[WHAT NEEDS TO BE DONE]: Every entry here needs to be repeated exactly.

[ENTRIES SUPPLIED]:
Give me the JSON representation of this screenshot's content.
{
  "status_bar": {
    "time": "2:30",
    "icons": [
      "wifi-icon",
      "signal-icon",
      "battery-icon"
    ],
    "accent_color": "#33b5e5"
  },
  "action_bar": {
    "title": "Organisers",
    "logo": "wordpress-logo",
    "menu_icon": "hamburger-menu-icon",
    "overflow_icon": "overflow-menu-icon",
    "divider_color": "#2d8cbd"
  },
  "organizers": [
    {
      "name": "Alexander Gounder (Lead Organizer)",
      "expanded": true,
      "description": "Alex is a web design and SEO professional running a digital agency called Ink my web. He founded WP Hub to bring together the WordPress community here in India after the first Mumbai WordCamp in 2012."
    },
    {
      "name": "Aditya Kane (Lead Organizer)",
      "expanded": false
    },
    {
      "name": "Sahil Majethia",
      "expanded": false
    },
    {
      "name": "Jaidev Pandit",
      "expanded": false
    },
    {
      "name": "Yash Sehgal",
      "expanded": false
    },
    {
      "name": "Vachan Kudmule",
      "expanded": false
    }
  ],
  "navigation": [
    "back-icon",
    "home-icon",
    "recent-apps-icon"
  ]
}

[EXERCISE RESULT]:
Give me the JSON representation of this screenshot's content.
{
  "status_bar": {
    "time": "2:30",
    "icons": [
      "wifi-icon",
      "signal-icon",
      "battery-icon"
    ],
    "accent_color": "#33b5e5"
  },
  "action_bar": {
    "title": "Organisers",
    "logo": "wordpress-logo",
    "menu_icon": "hamburger-menu-icon",
    "overflow_icon": "overflow-menu-icon",
    "divider_color": "#2d8cbd"
  },
  "organizers": [
    {
      "name": "Alexander Gounder (Lead Organizer)",
      "expanded": true,
      "description": "Alex is a web design and SEO professional running a digital agency called Ink my web. He founded WP Hub to bring together the WordPress community here in India after the first Mumbai WordCamp in 2012."
    },
    {
      "name": "Aditya Kane (Lead Organizer)",
      "expanded": false
    },
    {
      "name": "Sahil Majethia",
      "expanded": false
    },
    {
      "name": "Jaidev Pandit",
      "expanded": false
    },
    {
      "name": "Yash Sehgal",
      "expanded": false
    },
    {
      "name": "Vachan Kudmule",
      "expanded": false
    }
  ],
  "navigation": [
    "back-icon",
    "home-icon",
    "recent-apps-icon"
  ]
}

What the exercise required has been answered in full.